##### Provided data

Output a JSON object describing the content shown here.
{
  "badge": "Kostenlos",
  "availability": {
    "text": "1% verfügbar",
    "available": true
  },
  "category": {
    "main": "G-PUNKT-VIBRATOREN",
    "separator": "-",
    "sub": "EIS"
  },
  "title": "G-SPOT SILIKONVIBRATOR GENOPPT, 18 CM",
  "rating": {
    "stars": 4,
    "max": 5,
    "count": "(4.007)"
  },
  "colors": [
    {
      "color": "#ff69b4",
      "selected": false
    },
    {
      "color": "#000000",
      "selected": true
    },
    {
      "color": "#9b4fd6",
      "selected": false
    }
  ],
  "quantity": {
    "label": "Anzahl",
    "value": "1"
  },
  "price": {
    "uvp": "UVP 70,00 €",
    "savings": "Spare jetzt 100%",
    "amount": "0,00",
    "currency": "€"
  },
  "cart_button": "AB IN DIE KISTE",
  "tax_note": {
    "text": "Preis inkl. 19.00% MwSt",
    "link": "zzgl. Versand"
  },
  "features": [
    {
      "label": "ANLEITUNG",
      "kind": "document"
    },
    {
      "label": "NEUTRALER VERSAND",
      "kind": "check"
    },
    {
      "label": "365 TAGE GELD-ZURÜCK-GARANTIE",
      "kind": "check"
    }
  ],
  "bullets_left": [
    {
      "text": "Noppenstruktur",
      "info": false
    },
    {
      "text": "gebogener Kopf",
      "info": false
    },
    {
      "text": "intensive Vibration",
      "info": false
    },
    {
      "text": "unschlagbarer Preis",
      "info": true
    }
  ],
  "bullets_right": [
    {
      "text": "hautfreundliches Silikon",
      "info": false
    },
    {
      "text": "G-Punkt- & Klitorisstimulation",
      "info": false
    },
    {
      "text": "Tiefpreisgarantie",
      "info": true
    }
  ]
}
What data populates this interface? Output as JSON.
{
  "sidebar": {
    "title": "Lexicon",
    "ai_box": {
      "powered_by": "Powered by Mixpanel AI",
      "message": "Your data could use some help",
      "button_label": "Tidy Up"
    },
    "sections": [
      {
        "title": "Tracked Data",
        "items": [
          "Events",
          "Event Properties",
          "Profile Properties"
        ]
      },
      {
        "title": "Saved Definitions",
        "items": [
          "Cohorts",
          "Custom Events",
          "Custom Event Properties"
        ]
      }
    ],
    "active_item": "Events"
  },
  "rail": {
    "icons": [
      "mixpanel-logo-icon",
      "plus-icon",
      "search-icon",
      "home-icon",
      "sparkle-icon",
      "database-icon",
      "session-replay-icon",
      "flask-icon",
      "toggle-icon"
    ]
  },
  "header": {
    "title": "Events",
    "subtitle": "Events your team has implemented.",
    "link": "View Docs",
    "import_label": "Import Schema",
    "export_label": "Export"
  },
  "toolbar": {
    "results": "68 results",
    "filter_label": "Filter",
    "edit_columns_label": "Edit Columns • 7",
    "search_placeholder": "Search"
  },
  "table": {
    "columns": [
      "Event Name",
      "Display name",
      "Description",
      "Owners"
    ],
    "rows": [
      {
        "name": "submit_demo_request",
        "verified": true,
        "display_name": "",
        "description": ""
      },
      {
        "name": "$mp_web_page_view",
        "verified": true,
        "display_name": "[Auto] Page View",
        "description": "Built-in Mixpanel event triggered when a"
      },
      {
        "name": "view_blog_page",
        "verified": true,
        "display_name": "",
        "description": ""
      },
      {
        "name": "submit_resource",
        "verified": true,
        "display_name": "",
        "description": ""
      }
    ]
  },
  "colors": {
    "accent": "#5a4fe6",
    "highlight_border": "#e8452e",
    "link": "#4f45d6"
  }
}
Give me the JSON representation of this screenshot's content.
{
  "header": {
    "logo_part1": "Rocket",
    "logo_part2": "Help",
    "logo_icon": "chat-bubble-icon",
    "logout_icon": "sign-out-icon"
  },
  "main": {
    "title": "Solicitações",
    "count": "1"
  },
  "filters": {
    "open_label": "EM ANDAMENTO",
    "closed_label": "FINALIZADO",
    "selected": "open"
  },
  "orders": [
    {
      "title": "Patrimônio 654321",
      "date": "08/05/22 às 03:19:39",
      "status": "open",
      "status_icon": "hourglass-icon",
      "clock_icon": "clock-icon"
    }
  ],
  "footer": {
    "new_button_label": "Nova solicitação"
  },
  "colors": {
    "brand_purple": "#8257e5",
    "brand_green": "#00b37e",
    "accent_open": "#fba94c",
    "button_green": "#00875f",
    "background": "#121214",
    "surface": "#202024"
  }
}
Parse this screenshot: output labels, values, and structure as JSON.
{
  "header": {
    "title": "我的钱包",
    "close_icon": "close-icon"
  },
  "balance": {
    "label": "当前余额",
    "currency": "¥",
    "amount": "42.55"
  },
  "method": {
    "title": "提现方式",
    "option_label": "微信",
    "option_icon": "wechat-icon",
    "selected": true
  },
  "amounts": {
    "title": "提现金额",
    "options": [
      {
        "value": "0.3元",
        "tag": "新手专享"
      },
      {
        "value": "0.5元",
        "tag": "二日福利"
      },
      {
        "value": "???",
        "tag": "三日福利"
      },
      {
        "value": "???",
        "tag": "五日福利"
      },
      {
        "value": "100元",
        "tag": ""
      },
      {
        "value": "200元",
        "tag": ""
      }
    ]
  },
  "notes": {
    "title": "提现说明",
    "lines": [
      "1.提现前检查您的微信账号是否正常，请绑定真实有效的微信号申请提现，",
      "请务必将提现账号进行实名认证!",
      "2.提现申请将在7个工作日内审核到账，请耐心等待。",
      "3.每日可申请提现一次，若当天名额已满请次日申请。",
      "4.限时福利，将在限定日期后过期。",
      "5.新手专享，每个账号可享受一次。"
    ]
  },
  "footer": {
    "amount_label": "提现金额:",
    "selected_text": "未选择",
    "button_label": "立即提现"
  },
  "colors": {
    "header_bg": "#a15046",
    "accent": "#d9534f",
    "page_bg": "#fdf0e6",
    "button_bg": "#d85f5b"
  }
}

##########

__Instruction__:
Each line of the material should be duplicated exactly, please.

__Full response__:
Output a JSON object describing the content shown here.
{
  "badge": "Kostenlos",
  "availability": {
    "text": "1% verfügbar",
    "available": true
  },
  "category": {
    "main": "G-PUNKT-VIBRATOREN",
    "separator": "-",
    "sub": "EIS"
  },
  "title": "G-SPOT SILIKONVIBRATOR GENOPPT, 18 CM",
  "rating": {
    "stars": 4,
    "max": 5,
    "count": "(4.007)"
  },
  "colors": [
    {
      "color": "#ff69b4",
      "selected": false
    },
    {
      "color": "#000000",
      "selected": true
    },
    {
      "color": "#9b4fd6",
      "selected": false
    }
  ],
  "quantity": {
    "label": "Anzahl",
    "value": "1"
  },
  "price": {
    "uvp": "UVP 70,00 €",
    "savings": "Spare jetzt 100%",
    "amount": "0,00",
    "currency": "€"
  },
  "cart_button": "AB IN DIE KISTE",
  "tax_note": {
    "text": "Preis inkl. 19.00% MwSt",
    "link": "zzgl. Versand"
  },
  "features": [
    {
      "label": "ANLEITUNG",
      "kind": "document"
    },
    {
      "label": "NEUTRALER VERSAND",
      "kind": "check"
    },
    {
      "label": "365 TAGE GELD-ZURÜCK-GARANTIE",
      "kind": "check"
    }
  ],
  "bullets_left": [
    {
      "text": "Noppenstruktur",
      "info": false
    },
    {
      "text": "gebogener Kopf",
      "info": false
    },
    {
      "text": "intensive Vibration",
      "info": false
    },
    {
      "text": "unschlagbarer Preis",
      "info": true
    }
  ],
  "bullets_right": [
    {
      "text": "hautfreundliches Silikon",
      "info": false
    },
    {
      "text": "G-Punkt- & Klitorisstimulation",
      "info": false
    },
    {
      "text": "Tiefpreisgarantie",
      "info": true
    }
  ]
}
What data populates this interface? Output as JSON.
{
  "sidebar": {
    "title": "Lexicon",
    "ai_box": {
      "powered_by": "Powered by Mixpanel AI",
      "message": "Your data could use some help",
      "button_label": "Tidy Up"
    },
    "sections": [
      {
        "title": "Tracked Data",
        "items": [
          "Events",
          "Event Properties",
          "Profile Properties"
        ]
      },
      {
        "title": "Saved Definitions",
        "items": [
          "Cohorts",
          "Custom Events",
          "Custom Event Properties"
        ]
      }
    ],
    "active_item": "Events"
  },
  "rail": {
    "icons": [
      "mixpanel-logo-icon",
      "plus-icon",
      "search-icon",
      "home-icon",
      "sparkle-icon",
      "database-icon",
      "session-replay-icon",
      "flask-icon",
      "toggle-icon"
    ]
  },
  "header": {
    "title": "Events",
    "subtitle": "Events your team has implemented.",
    "link": "View Docs",
    "import_label": "Import Schema",
    "export_label": "Export"
  },
  "toolbar": {
    "results": "68 results",
    "filter_label": "Filter",
    "edit_columns_label": "Edit Columns • 7",
    "search_placeholder": "Search"
  },
  "table": {
    "columns": [
      "Event Name",
      "Display name",
      "Description",
      "Owners"
    ],
    "rows": [
      {
        "name": "submit_demo_request",
        "verified": true,
        "display_name": "",
        "description": ""
      },
      {
        "name": "$mp_web_page_view",
        "verified": true,
        "display_name": "[Auto] Page View",
        "description": "Built-in Mixpanel event triggered when a"
      },
      {
        "name": "view_blog_page",
        "verified": true,
        "display_name": "",
        "description": ""
      },
      {
        "name": "submit_resource",
        "verified": true,
        "display_name": "",
        "description": ""
      }
    ]
  },
  "colors": {
    "accent": "#5a4fe6",
    "highlight_border": "#e8452e",
    "link": "#4f45d6"
  }
}
Give me the JSON representation of this screenshot's content.
{
  "header": {
    "logo_part1": "Rocket",
    "logo_part2": "Help",
    "logo_icon": "chat-bubble-icon",
    "logout_icon": "sign-out-icon"
  },
  "main": {
    "title": "Solicitações",
    "count": "1"
  },
  "filters": {
    "open_label": "EM ANDAMENTO",
    "closed_label": "FINALIZADO",
    "selected": "open"
  },
  "orders": [
    {
      "title": "Patrimônio 654321",
      "date": "08/05/22 às 03:19:39",
      "status": "open",
      "status_icon": "hourglass-icon",
      "clock_icon": "clock-icon"
    }
  ],
  "footer": {
    "new_button_label": "Nova solicitação"
  },
  "colors": {
    "brand_purple": "#8257e5",
    "brand_green": "#00b37e",
    "accent_open": "#fba94c",
    "button_green": "#00875f",
    "background": "#121214",
    "surface": "#202024"
  }
}
Parse this screenshot: output labels, values, and structure as JSON.
{
  "header": {
    "title": "我的钱包",
    "close_icon": "close-icon"
  },
  "balance": {
    "label": "当前余额",
    "currency": "¥",
    "amount": "42.55"
  },
  "method": {
    "title": "提现方式",
    "option_label": "微信",
    "option_icon": "wechat-icon",
    "selected": true
  },
  "amounts": {
    "title": "提现金额",
    "options": [
      {
        "value": "0.3元",
        "tag": "新手专享"
      },
      {
        "value": "0.5元",
        "tag": "二日福利"
      },
      {
        "value": "???",
        "tag": "三日福利"
      },
      {
        "value": "???",
        "tag": "五日福利"
      },
      {
        "value": "100元",
        "tag": ""
      },
      {
        "value": "200元",
        "tag": ""
      }
    ]
  },
  "notes": {
    "title": "提现说明",
    "lines": [
      "1.提现前检查您的微信账号是否正常，请绑定真实有效的微信号申请提现，",
      "请务必将提现账号进行实名认证!",
      "2.提现申请将在7个工作日内审核到账，请耐心等待。",
      "3.每日可申请提现一次，若当天名额已满请次日申请。",
      "4.限时福利，将在限定日期后过期。",
      "5.新手专享，每个账号可享受一次。"
    ]
  },
  "footer": {
    "amount_label": "提现金额:",
    "selected_text": "未选择",
    "button_label": "立即提现"
  },
  "colors": {
    "header_bg": "#a15046",
    "accent": "#d9534f",
    "page_bg": "#fdf0e6",
    "button_bg": "#d85f5b"
  }
}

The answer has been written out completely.